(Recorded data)
_ _ _

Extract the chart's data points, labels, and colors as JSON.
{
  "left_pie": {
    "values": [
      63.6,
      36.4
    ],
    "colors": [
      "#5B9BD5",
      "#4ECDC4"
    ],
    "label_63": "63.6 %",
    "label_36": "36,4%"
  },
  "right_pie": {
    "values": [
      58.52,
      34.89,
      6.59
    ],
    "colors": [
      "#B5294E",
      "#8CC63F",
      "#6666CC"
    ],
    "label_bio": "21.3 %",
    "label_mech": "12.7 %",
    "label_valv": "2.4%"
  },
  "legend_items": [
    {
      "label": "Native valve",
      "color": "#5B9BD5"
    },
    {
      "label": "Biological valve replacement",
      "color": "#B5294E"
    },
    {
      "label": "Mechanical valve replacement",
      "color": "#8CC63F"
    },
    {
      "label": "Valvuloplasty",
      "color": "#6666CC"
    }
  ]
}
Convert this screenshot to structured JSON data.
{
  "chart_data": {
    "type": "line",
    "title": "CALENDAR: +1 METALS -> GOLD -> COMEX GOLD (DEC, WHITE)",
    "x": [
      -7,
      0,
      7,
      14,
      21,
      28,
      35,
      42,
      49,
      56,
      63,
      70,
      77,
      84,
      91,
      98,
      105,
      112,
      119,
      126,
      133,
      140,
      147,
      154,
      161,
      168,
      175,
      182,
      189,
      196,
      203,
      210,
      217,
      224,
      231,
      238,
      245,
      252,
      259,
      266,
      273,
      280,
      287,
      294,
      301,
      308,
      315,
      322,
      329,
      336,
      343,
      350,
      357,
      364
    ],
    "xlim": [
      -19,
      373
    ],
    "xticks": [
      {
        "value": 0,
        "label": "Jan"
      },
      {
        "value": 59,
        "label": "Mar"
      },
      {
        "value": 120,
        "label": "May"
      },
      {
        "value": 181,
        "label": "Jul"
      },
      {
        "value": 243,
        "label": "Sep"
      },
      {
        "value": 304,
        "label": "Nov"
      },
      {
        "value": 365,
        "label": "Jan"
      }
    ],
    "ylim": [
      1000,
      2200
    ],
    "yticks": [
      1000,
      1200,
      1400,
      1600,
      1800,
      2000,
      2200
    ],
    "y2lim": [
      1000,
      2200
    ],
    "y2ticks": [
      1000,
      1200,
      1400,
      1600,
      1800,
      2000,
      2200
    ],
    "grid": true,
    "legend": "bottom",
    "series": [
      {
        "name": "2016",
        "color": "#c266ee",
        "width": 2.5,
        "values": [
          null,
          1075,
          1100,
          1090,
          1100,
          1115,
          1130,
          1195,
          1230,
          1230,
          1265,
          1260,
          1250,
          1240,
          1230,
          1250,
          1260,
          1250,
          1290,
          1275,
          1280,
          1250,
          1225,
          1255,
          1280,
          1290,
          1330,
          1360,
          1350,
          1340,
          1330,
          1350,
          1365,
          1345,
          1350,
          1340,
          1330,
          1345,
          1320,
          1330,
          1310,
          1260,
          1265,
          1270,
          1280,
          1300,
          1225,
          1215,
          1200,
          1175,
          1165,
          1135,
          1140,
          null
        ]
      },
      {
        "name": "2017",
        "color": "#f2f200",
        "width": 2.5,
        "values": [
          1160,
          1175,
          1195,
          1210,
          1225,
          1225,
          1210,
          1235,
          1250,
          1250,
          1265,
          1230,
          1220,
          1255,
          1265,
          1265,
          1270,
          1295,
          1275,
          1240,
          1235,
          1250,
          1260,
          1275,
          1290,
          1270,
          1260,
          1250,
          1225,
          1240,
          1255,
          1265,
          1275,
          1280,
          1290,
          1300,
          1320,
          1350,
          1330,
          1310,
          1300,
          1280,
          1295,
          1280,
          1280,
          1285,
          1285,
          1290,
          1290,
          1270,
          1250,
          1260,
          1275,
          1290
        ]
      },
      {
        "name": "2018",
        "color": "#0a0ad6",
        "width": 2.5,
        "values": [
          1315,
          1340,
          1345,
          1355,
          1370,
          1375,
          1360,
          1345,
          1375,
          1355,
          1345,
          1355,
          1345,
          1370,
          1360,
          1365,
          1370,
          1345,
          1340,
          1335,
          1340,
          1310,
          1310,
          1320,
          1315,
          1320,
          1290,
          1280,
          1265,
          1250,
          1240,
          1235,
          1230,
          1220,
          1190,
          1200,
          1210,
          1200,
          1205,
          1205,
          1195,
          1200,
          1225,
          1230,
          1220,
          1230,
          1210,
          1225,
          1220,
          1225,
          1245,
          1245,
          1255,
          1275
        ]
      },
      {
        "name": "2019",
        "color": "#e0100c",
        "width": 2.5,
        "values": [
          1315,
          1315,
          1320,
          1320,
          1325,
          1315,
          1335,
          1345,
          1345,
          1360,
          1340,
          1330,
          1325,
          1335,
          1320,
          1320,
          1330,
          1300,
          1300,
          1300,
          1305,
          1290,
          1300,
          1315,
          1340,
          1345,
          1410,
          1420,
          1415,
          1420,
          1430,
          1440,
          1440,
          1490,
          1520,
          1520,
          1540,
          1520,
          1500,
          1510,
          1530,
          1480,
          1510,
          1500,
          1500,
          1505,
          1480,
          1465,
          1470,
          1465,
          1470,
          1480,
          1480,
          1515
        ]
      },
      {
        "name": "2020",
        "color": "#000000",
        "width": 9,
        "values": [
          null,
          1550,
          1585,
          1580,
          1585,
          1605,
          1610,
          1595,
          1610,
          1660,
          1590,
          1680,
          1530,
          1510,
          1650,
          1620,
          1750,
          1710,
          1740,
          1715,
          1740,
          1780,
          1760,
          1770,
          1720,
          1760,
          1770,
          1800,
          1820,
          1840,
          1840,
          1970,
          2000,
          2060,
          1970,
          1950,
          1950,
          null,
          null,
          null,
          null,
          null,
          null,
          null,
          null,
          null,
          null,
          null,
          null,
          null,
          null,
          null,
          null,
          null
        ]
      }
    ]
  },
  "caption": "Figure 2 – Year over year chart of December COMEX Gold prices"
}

_ _ _

What to work on:
Return every entry exactly as given.

Right answer:
Extract the chart's data points, labels, and colors as JSON.
{
  "left_pie": {
    "values": [
      63.6,
      36.4
    ],
    "colors": [
      "#5B9BD5",
      "#4ECDC4"
    ],
    "label_63": "63.6 %",
    "label_36": "36,4%"
  },
  "right_pie": {
    "values": [
      58.52,
      34.89,
      6.59
    ],
    "colors": [
      "#B5294E",
      "#8CC63F",
      "#6666CC"
    ],
    "label_bio": "21.3 %",
    "label_mech": "12.7 %",
    "label_valv": "2.4%"
  },
  "legend_items": [
    {
      "label": "Native valve",
      "color": "#5B9BD5"
    },
    {
      "label": "Biological valve replacement",
      "color": "#B5294E"
    },
    {
      "label": "Mechanical valve replacement",
      "color": "#8CC63F"
    },
    {
      "label": "Valvuloplasty",
      "color": "#6666CC"
    }
  ]
}
Convert this screenshot to structured JSON data.
{
  "chart_data": {
    "type": "line",
    "title": "CALENDAR: +1 METALS -> GOLD -> COMEX GOLD (DEC, WHITE)",
    "x": [
      -7,
      0,
      7,
      14,
      21,
      28,
      35,
      42,
      49,
      56,
      63,
      70,
      77,
      84,
      91,
      98,
      105,
      112,
      119,
      126,
      133,
      140,
      147,
      154,
      161,
      168,
      175,
      182,
      189,
      196,
      203,
      210,
      217,
      224,
      231,
      238,
      245,
      252,
      259,
      266,
      273,
      280,
      287,
      294,
      301,
      308,
      315,
      322,
      329,
      336,
      343,
      350,
      357,
      364
    ],
    "xlim": [
      -19,
      373
    ],
    "xticks": [
      {
        "value": 0,
        "label": "Jan"
      },
      {
        "value": 59,
        "label": "Mar"
      },
      {
        "value": 120,
        "label": "May"
      },
      {
        "value": 181,
        "label": "Jul"
      },
      {
        "value": 243,
        "label": "Sep"
      },
      {
        "value": 304,
        "label": "Nov"
      },
      {
        "value": 365,
        "label": "Jan"
      }
    ],
    "ylim": [
      1000,
      2200
    ],
    "yticks": [
      1000,
      1200,
      1400,
      1600,
      1800,
      2000,
      2200
    ],
    "y2lim": [
      1000,
      2200
    ],
    "y2ticks": [
      1000,
      1200,
      1400,
      1600,
      1800,
      2000,
      2200
    ],
    "grid": true,
    "legend": "bottom",
    "series": [
      {
        "name": "2016",
        "color": "#c266ee",
        "width": 2.5,
        "values": [
          null,
          1075,
          1100,
          1090,
          1100,
          1115,
          1130,
          1195,
          1230,
          1230,
          1265,
          1260,
          1250,
          1240,
          1230,
          1250,
          1260,
          1250,
          1290,
          1275,
          1280,
          1250,
          1225,
          1255,
          1280,
          1290,
          1330,
          1360,
          1350,
          1340,
          1330,
          1350,
          1365,
          1345,
          1350,
          1340,
          1330,
          1345,
          1320,
          1330,
          1310,
          1260,
          1265,
          1270,
          1280,
          1300,
          1225,
          1215,
          1200,
          1175,
          1165,
          1135,
          1140,
          null
        ]
      },
      {
        "name": "2017",
        "color": "#f2f200",
        "width": 2.5,
        "values": [
          1160,
          1175,
          1195,
          1210,
          1225,
          1225,
          1210,
          1235,
          1250,
          1250,
          1265,
          1230,
          1220,
          1255,
          1265,
          1265,
          1270,
          1295,
          1275,
          1240,
          1235,
          1250,
          1260,
          1275,
          1290,
          1270,
          1260,
          1250,
          1225,
          1240,
          1255,
          1265,
          1275,
          1280,
          1290,
          1300,
          1320,
          1350,
          1330,
          1310,
          1300,
          1280,
          1295,
          1280,
          1280,
          1285,
          1285,
          1290,
          1290,
          1270,
          1250,
          1260,
          1275,
          1290
        ]
      },
      {
        "name": "2018",
        "color": "#0a0ad6",
        "width": 2.5,
        "values": [
          1315,
          1340,
          1345,
          1355,
          1370,
          1375,
          1360,
          1345,
          1375,
          1355,
          1345,
          1355,
          1345,
          1370,
          1360,
          1365,
          1370,
          1345,
          1340,
          1335,
          1340,
          1310,
          1310,
          1320,
          1315,
          1320,
          1290,
          1280,
          1265,
          1250,
          1240,
          1235,
          1230,
          1220,
          1190,
          1200,
          1210,
          1200,
          1205,
          1205,
          1195,
          1200,
          1225,
          1230,
          1220,
          1230,
          1210,
          1225,
          1220,
          1225,
          1245,
          1245,
          1255,
          1275
        ]
      },
      {
        "name": "2019",
        "color": "#e0100c",
        "width": 2.5,
        "values": [
          1315,
          1315,
          1320,
          1320,
          1325,
          1315,
          1335,
          1345,
          1345,
          1360,
          1340,
          1330,
          1325,
          1335,
          1320,
          1320,
          1330,
          1300,
          1300,
          1300,
          1305,
          1290,
          1300,
          1315,
          1340,
          1345,
          1410,
          1420,
          1415,
          1420,
          1430,
          1440,
          1440,
          1490,
          1520,
          1520,
          1540,
          1520,
          1500,
          1510,
          1530,
          1480,
          1510,
          1500,
          1500,
          1505,
          1480,
          1465,
          1470,
          1465,
          1470,
          1480,
          1480,
          1515
        ]
      },
      {
        "name": "2020",
        "color": "#000000",
        "width": 9,
        "values": [
          null,
          1550,
          1585,
          1580,
          1585,
          1605,
          1610,
          1595,
          1610,
          1660,
          1590,
          1680,
          1530,
          1510,
          1650,
          1620,
          1750,
          1710,
          1740,
          1715,
          1740,
          1780,
          1760,
          1770,
          1720,
          1760,
          1770,
          1800,
          1820,
          1840,
          1840,
          1970,
          2000,
          2060,
          1970,
          1950,
          1950,
          null,
          null,
          null,
          null,
          null,
          null,
          null,
          null,
          null,
          null,
          null,
          null,
          null,
          null,
          null,
          null,
          null
        ]
      }
    ]
  },
  "caption": "Figure 2 – Year over year chart of December COMEX Gold prices"
}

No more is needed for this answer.